→ **Written instruction**
Copy each line below in which the word "icon" occurs.

→ **Supplied data**
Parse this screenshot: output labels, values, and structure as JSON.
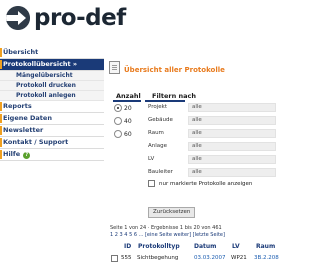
{
  "brand": {
    "logo_text": "pro-def",
    "logo_icon": "arrow-circle-icon"
  },
  "sidebar": {
    "items": [
      {
        "label": "Übersicht",
        "active": false
      },
      {
        "label": "Protokollübersicht »",
        "active": true
      },
      {
        "label": "Reports",
        "active": false
      },
      {
        "label": "Eigene Daten",
        "active": false
      },
      {
        "label": "Newsletter",
        "active": false
      },
      {
        "label": "Kontakt / Support",
        "active": false
      },
      {
        "label": "Hilfe",
        "active": false
      }
    ],
    "subitems": [
      {
        "label": "Mängelübersicht"
      },
      {
        "label": "Protokoll drucken"
      },
      {
        "label": "Protokoll anlegen"
      }
    ],
    "help_icon": "help-icon",
    "help_glyph": "?"
  },
  "main": {
    "title": "Übersicht aller Protokolle",
    "anzahl": {
      "header": "Anzahl",
      "options": [
        "20",
        "40",
        "60"
      ],
      "selected": "20"
    },
    "filter": {
      "header": "Filtern nach",
      "fields": [
        {
          "label": "Projekt",
          "value": "alle"
        },
        {
          "label": "Gebäude",
          "value": "alle"
        },
        {
          "label": "Raum",
          "value": "alle"
        },
        {
          "label": "Anlage",
          "value": "alle"
        },
        {
          "label": "LV",
          "value": "alle"
        },
        {
          "label": "Bauleiter",
          "value": "alle"
        }
      ],
      "checkbox_label": "nur markierte Protokolle anzeigen",
      "checkbox_checked": false
    },
    "reset_button": "Zurücksetzen",
    "result_info": "Seite 1 von 24 · Ergebnisse 1 bis 20 von 461",
    "pager": "1 2 3 4 5 6 ... [eine Seite weiter] [letzte Seite]",
    "table": {
      "headers": [
        "ID",
        "Protokolltyp",
        "Datum",
        "LV",
        "Raum"
      ],
      "rows": [
        {
          "id": "555",
          "typ": "Sichtbegehung",
          "datum": "03.03.2007",
          "lv": "WP21",
          "raum": "3B.2.208"
        }
      ]
    },
    "accent_color": "#1a3a78",
    "title_color": "#e87b1e"
  }
}
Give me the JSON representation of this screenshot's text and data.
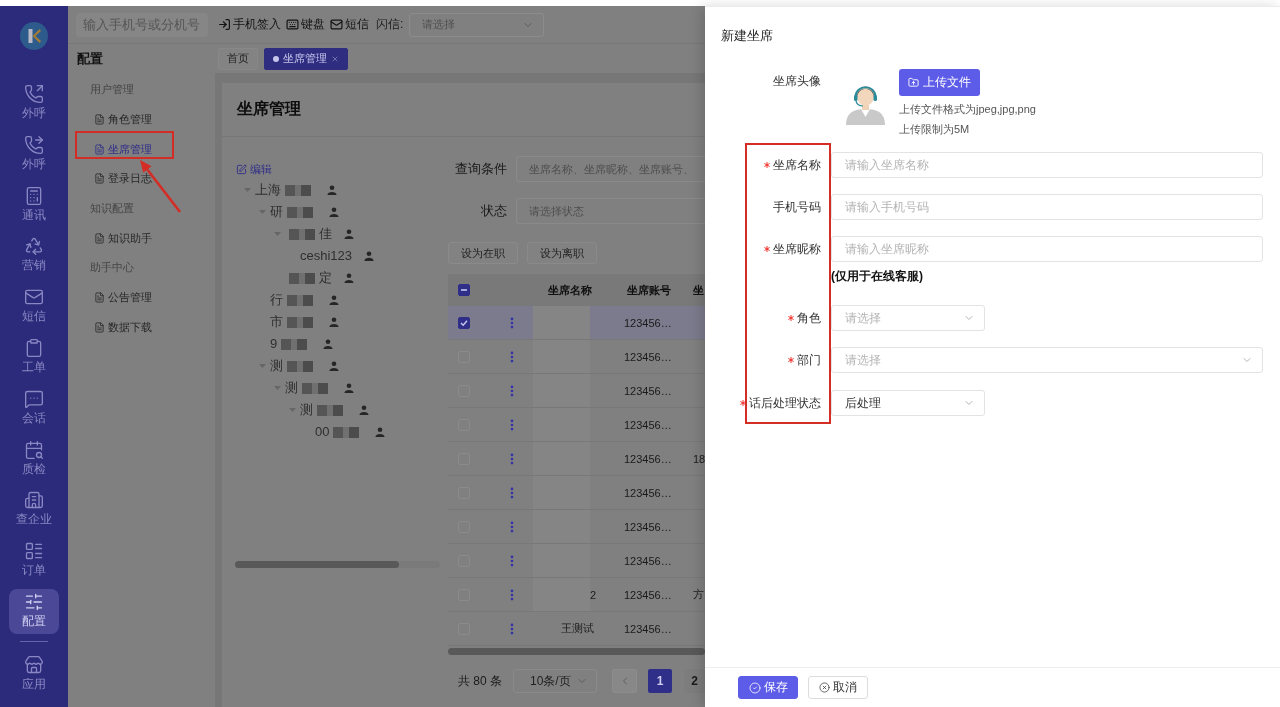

→ **Full output**
    "logo_icon": "arrow-circle-icon"
    "help_icon": "help-icon",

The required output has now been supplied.